Go through the material below and copy all lines with "literature".

◆ ◆ ◆ ◆ ◆ ◆ ◆

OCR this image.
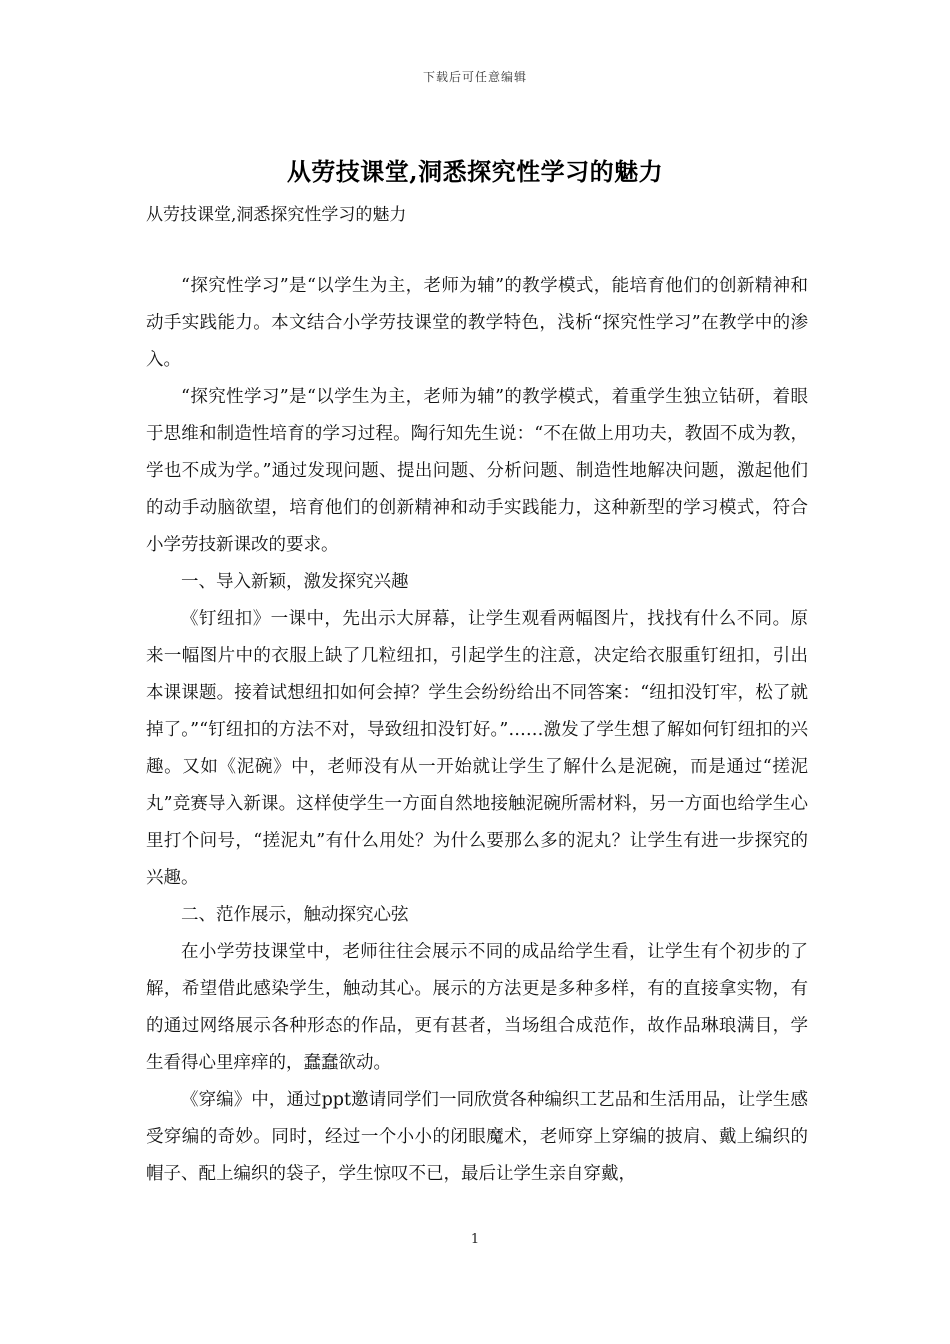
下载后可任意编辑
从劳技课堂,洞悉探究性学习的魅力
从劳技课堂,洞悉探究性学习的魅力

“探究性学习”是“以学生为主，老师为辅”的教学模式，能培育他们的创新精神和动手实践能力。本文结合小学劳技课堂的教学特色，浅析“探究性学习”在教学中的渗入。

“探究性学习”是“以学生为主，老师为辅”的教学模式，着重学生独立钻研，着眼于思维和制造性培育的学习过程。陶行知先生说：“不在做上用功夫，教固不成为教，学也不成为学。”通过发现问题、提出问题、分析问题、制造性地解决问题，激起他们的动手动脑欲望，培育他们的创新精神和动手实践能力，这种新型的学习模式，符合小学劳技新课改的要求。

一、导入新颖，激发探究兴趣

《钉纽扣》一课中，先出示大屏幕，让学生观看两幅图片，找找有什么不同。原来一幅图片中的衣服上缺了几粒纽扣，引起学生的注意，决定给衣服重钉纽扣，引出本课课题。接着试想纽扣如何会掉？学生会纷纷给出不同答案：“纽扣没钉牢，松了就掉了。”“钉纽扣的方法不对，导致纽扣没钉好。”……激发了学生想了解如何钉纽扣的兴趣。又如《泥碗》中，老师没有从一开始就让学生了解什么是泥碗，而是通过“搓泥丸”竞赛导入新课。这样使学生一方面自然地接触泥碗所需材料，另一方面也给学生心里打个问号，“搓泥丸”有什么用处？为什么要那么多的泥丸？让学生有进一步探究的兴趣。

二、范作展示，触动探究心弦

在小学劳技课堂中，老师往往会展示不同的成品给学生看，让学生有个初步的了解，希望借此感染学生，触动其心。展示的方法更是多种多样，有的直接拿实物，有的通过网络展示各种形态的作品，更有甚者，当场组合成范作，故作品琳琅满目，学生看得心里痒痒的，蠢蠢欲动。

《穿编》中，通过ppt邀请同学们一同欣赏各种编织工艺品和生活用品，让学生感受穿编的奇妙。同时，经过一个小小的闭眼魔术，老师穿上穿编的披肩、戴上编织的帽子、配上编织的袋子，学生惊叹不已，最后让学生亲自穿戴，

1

◆ ◆ ◆ ◆ ◆ ◆ ◆

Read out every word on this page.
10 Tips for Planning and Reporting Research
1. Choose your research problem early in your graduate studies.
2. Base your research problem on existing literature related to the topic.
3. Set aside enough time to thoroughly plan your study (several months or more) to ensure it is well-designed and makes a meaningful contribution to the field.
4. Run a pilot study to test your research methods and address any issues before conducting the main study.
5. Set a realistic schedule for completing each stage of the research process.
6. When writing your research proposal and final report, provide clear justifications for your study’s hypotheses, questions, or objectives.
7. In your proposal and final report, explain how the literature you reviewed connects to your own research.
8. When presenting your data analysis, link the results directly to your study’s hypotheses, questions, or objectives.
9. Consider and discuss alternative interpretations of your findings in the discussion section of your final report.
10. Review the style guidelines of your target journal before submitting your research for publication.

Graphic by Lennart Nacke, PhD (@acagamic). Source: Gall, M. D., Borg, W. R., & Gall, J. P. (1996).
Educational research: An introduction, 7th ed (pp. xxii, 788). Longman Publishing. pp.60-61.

◆ ◆ ◆ ◆ ◆ ◆ ◆

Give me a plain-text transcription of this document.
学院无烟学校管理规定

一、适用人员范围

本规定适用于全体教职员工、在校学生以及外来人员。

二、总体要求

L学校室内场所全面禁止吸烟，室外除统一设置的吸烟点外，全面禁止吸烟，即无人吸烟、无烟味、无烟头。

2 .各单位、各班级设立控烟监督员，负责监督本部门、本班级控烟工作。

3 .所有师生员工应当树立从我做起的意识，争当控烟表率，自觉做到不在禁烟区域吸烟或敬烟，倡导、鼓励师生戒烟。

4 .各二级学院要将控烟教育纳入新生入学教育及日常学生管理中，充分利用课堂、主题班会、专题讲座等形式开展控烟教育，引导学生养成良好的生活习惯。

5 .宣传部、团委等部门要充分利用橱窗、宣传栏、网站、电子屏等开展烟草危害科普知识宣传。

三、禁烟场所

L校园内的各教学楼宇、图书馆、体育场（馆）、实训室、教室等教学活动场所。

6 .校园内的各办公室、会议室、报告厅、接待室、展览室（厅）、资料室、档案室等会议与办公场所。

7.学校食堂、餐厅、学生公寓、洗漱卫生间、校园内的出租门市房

◆ ◆ ◆ ◆ ◆ ◆ ◆

Solution below:
2. Base your research problem on existing literature related to the topic.
7. In your proposal and final report, explain how the literature you reviewed connects to your own research.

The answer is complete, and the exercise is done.